(Required task):
Out of the lines below, please list those that hold the string "free".

(Provided entries):
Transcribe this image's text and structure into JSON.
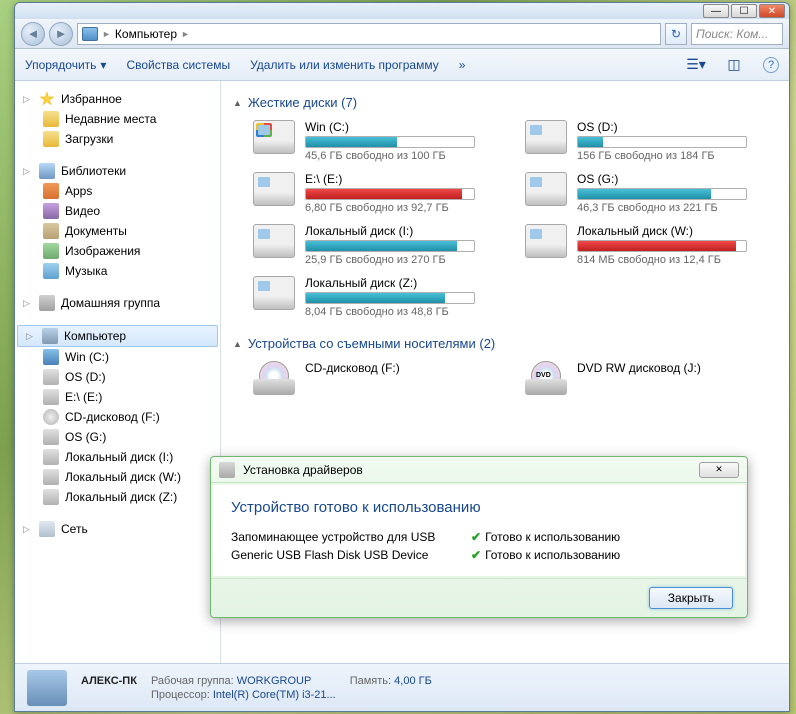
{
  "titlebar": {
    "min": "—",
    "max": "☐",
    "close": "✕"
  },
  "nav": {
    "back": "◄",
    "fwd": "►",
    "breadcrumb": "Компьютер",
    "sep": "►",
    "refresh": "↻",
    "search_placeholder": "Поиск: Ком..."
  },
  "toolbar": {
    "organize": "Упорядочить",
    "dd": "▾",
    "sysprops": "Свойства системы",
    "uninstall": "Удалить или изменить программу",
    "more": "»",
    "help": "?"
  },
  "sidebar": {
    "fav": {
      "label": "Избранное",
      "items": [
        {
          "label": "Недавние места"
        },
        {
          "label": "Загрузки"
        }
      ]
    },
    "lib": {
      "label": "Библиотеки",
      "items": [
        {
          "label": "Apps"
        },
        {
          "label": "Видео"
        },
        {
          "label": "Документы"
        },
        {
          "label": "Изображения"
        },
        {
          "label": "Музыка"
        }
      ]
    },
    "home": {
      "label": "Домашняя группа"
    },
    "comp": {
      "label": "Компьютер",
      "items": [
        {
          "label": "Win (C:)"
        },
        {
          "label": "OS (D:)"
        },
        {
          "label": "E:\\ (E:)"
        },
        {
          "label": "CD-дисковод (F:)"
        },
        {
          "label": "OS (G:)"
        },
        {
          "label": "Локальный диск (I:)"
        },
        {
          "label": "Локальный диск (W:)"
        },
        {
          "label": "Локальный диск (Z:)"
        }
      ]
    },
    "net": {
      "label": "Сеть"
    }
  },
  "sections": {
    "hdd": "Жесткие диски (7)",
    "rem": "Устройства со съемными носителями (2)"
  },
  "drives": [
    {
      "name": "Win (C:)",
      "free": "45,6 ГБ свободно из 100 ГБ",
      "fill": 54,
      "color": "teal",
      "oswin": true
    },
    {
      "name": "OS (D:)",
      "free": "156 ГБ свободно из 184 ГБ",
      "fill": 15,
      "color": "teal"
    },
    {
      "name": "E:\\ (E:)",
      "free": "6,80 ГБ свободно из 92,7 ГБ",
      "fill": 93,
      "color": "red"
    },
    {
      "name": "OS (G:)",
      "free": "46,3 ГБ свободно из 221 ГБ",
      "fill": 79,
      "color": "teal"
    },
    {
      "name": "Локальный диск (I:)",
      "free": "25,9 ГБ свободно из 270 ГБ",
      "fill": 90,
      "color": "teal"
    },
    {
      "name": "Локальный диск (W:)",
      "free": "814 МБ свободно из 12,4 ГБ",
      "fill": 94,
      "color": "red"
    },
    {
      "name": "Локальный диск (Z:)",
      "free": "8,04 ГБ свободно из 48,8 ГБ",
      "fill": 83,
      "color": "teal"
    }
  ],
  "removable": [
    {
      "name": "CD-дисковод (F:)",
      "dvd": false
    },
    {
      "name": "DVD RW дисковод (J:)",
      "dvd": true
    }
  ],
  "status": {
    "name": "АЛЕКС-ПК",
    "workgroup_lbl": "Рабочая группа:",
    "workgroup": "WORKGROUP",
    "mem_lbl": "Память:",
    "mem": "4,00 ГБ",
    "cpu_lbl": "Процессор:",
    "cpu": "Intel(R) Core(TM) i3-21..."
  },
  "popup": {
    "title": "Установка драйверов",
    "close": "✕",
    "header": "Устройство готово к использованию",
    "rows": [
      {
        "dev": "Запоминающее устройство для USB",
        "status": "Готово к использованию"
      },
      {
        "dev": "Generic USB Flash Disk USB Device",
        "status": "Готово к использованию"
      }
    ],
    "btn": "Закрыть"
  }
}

(The reply):
      "free": "45,6 ГБ свободно из 100 ГБ",
      "free": "156 ГБ свободно из 184 ГБ",
      "free": "6,80 ГБ свободно из 92,7 ГБ",
      "free": "46,3 ГБ свободно из 221 ГБ",
      "free": "25,9 ГБ свободно из 270 ГБ",
      "free": "814 МБ свободно из 12,4 ГБ",
      "free": "8,04 ГБ свободно из 48,8 ГБ",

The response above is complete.